━━━━━ EXTRACTED ENTRIES
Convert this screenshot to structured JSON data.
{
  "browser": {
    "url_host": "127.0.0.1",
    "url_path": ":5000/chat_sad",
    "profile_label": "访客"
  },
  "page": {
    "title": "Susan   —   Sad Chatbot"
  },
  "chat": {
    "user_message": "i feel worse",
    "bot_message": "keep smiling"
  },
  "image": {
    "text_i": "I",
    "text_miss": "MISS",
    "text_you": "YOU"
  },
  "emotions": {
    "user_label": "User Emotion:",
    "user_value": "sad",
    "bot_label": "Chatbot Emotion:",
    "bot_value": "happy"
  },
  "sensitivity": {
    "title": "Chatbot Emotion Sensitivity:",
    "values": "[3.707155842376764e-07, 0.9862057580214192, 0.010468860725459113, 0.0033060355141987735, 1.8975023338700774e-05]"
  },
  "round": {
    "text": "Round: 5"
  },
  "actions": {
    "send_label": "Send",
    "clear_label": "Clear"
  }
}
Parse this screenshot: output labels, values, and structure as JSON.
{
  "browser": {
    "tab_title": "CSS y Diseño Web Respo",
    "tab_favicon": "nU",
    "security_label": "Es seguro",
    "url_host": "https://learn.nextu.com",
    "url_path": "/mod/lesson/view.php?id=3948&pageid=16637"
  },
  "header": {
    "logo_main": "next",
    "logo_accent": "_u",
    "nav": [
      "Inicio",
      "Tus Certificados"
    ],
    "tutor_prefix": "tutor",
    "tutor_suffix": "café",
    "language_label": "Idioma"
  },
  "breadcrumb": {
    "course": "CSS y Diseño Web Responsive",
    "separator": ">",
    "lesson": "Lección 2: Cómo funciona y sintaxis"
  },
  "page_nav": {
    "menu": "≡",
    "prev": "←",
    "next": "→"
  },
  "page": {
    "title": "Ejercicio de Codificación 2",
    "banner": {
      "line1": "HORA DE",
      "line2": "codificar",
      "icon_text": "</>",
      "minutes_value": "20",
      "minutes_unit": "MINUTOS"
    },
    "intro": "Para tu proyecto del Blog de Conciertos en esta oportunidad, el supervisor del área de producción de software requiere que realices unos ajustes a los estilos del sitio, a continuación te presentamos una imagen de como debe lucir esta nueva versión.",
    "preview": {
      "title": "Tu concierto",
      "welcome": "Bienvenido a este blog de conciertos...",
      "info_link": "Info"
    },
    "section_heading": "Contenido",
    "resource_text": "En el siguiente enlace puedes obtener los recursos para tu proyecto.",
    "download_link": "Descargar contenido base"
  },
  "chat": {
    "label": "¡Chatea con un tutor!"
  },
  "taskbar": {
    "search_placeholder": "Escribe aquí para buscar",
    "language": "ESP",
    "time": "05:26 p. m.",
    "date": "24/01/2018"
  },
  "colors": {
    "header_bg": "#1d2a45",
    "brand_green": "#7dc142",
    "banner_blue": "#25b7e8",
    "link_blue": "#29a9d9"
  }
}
━━━━━━━━━━
#### [TASK TO COMPLETE]
Copy each line of the listing that includes "this".

#### [TASK ANSWER]
Convert this screenshot to structured JSON data.
Parse this screenshot: output labels, values, and structure as JSON.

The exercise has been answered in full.